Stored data
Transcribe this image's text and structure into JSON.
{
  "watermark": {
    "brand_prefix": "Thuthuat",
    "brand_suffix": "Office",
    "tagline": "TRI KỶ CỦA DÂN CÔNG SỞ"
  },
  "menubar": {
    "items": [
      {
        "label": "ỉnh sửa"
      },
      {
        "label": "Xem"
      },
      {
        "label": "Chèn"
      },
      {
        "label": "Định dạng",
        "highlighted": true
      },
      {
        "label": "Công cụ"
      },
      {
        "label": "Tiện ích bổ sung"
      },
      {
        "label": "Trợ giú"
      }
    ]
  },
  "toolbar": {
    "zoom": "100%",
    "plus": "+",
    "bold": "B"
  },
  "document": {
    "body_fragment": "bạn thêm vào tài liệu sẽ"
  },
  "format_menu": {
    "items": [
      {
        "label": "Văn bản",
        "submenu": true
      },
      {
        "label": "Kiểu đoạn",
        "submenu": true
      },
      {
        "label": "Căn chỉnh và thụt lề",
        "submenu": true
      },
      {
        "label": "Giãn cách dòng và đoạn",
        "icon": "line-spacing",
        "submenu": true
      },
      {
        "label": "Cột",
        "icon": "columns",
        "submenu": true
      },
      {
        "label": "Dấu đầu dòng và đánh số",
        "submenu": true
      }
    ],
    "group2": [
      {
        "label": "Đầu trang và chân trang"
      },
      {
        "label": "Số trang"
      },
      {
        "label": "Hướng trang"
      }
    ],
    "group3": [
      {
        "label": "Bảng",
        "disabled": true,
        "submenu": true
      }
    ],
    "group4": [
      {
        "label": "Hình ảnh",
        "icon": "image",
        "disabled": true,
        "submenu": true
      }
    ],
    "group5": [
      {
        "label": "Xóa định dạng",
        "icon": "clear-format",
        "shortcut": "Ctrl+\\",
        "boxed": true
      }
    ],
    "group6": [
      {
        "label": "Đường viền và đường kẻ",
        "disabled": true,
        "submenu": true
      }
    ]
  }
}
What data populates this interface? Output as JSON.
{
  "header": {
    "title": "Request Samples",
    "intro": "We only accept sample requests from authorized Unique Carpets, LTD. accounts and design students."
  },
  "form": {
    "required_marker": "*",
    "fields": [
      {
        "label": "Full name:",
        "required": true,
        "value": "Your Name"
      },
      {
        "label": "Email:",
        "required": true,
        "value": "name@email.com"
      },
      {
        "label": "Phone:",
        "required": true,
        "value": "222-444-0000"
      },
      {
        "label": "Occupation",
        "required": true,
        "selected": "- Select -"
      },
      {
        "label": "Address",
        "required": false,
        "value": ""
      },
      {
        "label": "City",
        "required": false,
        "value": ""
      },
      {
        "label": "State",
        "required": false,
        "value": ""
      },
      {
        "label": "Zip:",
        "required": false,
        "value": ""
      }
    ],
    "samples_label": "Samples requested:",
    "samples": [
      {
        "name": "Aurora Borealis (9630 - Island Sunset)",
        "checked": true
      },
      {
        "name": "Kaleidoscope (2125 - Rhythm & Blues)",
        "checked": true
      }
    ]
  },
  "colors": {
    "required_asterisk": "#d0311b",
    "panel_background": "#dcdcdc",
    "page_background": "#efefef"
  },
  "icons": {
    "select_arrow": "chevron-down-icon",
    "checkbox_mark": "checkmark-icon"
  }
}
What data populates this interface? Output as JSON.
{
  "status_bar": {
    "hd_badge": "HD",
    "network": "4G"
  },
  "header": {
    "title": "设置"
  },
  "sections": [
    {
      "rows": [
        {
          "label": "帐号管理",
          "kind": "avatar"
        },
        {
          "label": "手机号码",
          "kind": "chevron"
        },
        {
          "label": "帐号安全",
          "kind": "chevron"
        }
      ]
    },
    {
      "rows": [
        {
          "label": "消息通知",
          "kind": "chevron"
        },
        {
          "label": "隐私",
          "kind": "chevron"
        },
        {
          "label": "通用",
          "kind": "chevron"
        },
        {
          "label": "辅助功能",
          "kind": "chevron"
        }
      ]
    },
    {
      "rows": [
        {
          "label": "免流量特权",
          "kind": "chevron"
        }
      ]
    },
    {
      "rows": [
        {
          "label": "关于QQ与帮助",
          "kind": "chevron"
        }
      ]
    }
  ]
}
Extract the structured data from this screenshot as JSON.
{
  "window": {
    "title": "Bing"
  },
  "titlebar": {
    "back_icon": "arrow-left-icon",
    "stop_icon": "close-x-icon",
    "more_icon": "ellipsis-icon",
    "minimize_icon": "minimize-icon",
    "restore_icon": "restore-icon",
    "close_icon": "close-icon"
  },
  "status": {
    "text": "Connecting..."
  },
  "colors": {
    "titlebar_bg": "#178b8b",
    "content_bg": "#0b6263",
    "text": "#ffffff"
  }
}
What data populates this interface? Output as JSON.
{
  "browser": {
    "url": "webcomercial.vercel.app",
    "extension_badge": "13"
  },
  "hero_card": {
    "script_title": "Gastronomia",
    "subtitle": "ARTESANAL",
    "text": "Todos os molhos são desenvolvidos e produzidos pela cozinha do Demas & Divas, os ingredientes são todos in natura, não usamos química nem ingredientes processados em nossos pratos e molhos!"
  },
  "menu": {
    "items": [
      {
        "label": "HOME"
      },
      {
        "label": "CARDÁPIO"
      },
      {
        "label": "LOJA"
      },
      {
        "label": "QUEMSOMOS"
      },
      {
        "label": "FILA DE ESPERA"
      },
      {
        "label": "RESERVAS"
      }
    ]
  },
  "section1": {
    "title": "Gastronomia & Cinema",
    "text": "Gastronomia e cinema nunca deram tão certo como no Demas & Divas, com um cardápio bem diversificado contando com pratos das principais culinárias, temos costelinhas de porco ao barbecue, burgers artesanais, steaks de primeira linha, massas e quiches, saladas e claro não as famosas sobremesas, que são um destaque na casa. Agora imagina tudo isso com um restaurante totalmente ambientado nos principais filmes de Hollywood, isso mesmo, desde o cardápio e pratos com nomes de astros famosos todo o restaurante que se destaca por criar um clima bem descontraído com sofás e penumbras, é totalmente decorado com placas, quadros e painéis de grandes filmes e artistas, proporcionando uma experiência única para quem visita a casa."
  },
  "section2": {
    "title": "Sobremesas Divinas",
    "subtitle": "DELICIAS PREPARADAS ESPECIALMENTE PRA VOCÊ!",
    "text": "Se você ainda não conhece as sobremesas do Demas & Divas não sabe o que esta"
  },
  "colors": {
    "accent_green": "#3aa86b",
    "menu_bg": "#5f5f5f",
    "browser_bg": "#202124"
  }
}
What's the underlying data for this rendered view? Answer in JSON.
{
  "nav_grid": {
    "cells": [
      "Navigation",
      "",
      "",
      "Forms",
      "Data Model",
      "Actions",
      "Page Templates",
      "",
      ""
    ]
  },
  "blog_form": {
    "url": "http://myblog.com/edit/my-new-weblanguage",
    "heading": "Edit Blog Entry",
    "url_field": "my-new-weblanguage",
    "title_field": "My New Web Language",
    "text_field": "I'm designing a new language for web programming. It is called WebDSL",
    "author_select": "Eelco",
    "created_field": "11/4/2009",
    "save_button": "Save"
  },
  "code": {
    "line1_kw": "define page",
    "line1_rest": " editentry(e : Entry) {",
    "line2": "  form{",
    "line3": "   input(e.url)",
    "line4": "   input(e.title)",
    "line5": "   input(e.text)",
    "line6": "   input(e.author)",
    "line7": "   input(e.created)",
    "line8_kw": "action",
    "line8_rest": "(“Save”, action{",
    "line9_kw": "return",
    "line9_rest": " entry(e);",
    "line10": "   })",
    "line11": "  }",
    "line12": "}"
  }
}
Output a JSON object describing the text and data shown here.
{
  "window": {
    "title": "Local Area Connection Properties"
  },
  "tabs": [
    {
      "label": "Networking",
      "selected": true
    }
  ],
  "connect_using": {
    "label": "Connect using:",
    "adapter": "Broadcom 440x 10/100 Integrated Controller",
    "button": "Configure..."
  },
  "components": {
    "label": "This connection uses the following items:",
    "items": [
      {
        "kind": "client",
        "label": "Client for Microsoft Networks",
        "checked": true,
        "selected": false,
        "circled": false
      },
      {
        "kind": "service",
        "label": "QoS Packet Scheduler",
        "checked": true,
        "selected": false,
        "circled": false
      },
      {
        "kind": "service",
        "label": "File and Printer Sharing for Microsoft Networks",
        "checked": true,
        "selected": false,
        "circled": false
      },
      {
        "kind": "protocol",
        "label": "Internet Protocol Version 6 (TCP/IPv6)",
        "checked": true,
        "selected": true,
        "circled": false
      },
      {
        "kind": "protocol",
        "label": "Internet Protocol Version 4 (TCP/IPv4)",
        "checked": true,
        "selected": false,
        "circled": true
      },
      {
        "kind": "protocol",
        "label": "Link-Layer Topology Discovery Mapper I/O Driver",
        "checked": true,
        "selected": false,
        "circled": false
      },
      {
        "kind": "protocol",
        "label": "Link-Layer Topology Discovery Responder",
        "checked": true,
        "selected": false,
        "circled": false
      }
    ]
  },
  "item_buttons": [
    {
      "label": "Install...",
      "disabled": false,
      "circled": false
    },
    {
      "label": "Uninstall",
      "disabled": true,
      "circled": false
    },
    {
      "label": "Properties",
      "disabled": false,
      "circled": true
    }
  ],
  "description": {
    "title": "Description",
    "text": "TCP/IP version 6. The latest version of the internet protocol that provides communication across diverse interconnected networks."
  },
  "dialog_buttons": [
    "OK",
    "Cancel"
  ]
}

### What this task involves
Gather from the records above every line containing the string "weblanguage".

### Correct answer
    "url": "http://myblog.com/edit/my-new-weblanguage",
    "url_field": "my-new-weblanguage",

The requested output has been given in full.